(Items from a figure collection)
══════
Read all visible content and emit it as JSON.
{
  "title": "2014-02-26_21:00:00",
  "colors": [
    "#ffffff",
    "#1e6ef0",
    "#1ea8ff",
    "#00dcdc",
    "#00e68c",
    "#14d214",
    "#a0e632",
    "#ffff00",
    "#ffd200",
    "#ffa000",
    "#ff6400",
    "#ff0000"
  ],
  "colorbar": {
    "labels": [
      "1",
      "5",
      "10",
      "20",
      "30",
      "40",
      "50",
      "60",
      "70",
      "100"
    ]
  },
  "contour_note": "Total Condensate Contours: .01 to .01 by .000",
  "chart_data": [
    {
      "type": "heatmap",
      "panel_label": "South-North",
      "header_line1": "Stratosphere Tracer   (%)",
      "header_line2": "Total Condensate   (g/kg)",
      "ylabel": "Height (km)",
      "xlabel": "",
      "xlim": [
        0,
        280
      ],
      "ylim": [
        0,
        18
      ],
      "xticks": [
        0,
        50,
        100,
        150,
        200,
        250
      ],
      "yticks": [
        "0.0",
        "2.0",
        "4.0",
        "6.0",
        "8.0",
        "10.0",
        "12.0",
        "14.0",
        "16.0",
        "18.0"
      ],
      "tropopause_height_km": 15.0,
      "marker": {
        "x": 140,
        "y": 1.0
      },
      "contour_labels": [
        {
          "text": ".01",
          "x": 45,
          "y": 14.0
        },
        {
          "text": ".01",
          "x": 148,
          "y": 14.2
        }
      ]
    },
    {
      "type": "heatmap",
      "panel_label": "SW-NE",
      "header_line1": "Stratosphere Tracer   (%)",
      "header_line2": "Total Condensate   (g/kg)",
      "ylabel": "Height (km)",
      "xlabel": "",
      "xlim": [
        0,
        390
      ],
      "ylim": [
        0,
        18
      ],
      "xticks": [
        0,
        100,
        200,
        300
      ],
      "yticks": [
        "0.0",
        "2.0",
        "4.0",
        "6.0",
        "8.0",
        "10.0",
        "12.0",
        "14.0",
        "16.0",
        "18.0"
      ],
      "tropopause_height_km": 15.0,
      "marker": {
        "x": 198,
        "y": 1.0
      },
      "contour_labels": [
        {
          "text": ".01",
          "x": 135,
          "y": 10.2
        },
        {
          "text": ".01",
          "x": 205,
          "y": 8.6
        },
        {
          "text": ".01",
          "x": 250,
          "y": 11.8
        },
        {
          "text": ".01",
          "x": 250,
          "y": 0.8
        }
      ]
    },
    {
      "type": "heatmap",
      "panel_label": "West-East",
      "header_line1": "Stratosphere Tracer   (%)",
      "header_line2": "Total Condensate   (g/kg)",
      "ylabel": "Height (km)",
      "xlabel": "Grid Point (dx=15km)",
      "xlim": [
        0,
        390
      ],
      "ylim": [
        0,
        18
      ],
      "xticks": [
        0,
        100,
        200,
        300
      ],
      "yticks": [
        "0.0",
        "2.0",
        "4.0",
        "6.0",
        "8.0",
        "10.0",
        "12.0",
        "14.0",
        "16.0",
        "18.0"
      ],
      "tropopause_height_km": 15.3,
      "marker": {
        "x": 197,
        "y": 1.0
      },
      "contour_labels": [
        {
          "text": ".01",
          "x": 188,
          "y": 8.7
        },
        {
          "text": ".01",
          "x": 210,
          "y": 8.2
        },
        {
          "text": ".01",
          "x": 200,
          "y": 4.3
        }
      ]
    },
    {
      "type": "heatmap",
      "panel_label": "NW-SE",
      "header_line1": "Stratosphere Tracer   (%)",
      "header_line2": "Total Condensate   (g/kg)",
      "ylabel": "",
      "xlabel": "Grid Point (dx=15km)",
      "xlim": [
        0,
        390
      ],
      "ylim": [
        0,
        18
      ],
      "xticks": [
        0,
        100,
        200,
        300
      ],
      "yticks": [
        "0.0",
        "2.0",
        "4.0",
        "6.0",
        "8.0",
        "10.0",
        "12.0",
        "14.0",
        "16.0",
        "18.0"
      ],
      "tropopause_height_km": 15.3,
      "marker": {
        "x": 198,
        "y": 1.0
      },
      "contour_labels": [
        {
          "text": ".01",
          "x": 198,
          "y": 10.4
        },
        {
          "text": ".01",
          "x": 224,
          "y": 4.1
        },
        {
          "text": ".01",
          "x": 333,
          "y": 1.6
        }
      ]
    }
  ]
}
══════
Task directions >> Without leaving anything out, give the entries again exactly.

Full answer >>
Read all visible content and emit it as JSON.
{
  "title": "2014-02-26_21:00:00",
  "colors": [
    "#ffffff",
    "#1e6ef0",
    "#1ea8ff",
    "#00dcdc",
    "#00e68c",
    "#14d214",
    "#a0e632",
    "#ffff00",
    "#ffd200",
    "#ffa000",
    "#ff6400",
    "#ff0000"
  ],
  "colorbar": {
    "labels": [
      "1",
      "5",
      "10",
      "20",
      "30",
      "40",
      "50",
      "60",
      "70",
      "100"
    ]
  },
  "contour_note": "Total Condensate Contours: .01 to .01 by .000",
  "chart_data": [
    {
      "type": "heatmap",
      "panel_label": "South-North",
      "header_line1": "Stratosphere Tracer   (%)",
      "header_line2": "Total Condensate   (g/kg)",
      "ylabel": "Height (km)",
      "xlabel": "",
      "xlim": [
        0,
        280
      ],
      "ylim": [
        0,
        18
      ],
      "xticks": [
        0,
        50,
        100,
        150,
        200,
        250
      ],
      "yticks": [
        "0.0",
        "2.0",
        "4.0",
        "6.0",
        "8.0",
        "10.0",
        "12.0",
        "14.0",
        "16.0",
        "18.0"
      ],
      "tropopause_height_km": 15.0,
      "marker": {
        "x": 140,
        "y": 1.0
      },
      "contour_labels": [
        {
          "text": ".01",
          "x": 45,
          "y": 14.0
        },
        {
          "text": ".01",
          "x": 148,
          "y": 14.2
        }
      ]
    },
    {
      "type": "heatmap",
      "panel_label": "SW-NE",
      "header_line1": "Stratosphere Tracer   (%)",
      "header_line2": "Total Condensate   (g/kg)",
      "ylabel": "Height (km)",
      "xlabel": "",
      "xlim": [
        0,
        390
      ],
      "ylim": [
        0,
        18
      ],
      "xticks": [
        0,
        100,
        200,
        300
      ],
      "yticks": [
        "0.0",
        "2.0",
        "4.0",
        "6.0",
        "8.0",
        "10.0",
        "12.0",
        "14.0",
        "16.0",
        "18.0"
      ],
      "tropopause_height_km": 15.0,
      "marker": {
        "x": 198,
        "y": 1.0
      },
      "contour_labels": [
        {
          "text": ".01",
          "x": 135,
          "y": 10.2
        },
        {
          "text": ".01",
          "x": 205,
          "y": 8.6
        },
        {
          "text": ".01",
          "x": 250,
          "y": 11.8
        },
        {
          "text": ".01",
          "x": 250,
          "y": 0.8
        }
      ]
    },
    {
      "type": "heatmap",
      "panel_label": "West-East",
      "header_line1": "Stratosphere Tracer   (%)",
      "header_line2": "Total Condensate   (g/kg)",
      "ylabel": "Height (km)",
      "xlabel": "Grid Point (dx=15km)",
      "xlim": [
        0,
        390
      ],
      "ylim": [
        0,
        18
      ],
      "xticks": [
        0,
        100,
        200,
        300
      ],
      "yticks": [
        "0.0",
        "2.0",
        "4.0",
        "6.0",
        "8.0",
        "10.0",
        "12.0",
        "14.0",
        "16.0",
        "18.0"
      ],
      "tropopause_height_km": 15.3,
      "marker": {
        "x": 197,
        "y": 1.0
      },
      "contour_labels": [
        {
          "text": ".01",
          "x": 188,
          "y": 8.7
        },
        {
          "text": ".01",
          "x": 210,
          "y": 8.2
        },
        {
          "text": ".01",
          "x": 200,
          "y": 4.3
        }
      ]
    },
    {
      "type": "heatmap",
      "panel_label": "NW-SE",
      "header_line1": "Stratosphere Tracer   (%)",
      "header_line2": "Total Condensate   (g/kg)",
      "ylabel": "",
      "xlabel": "Grid Point (dx=15km)",
      "xlim": [
        0,
        390
      ],
      "ylim": [
        0,
        18
      ],
      "xticks": [
        0,
        100,
        200,
        300
      ],
      "yticks": [
        "0.0",
        "2.0",
        "4.0",
        "6.0",
        "8.0",
        "10.0",
        "12.0",
        "14.0",
        "16.0",
        "18.0"
      ],
      "tropopause_height_km": 15.3,
      "marker": {
        "x": 198,
        "y": 1.0
      },
      "contour_labels": [
        {
          "text": ".01",
          "x": 198,
          "y": 10.4
        },
        {
          "text": ".01",
          "x": 224,
          "y": 4.1
        },
        {
          "text": ".01",
          "x": 333,
          "y": 1.6
        }
      ]
    }
  ]
}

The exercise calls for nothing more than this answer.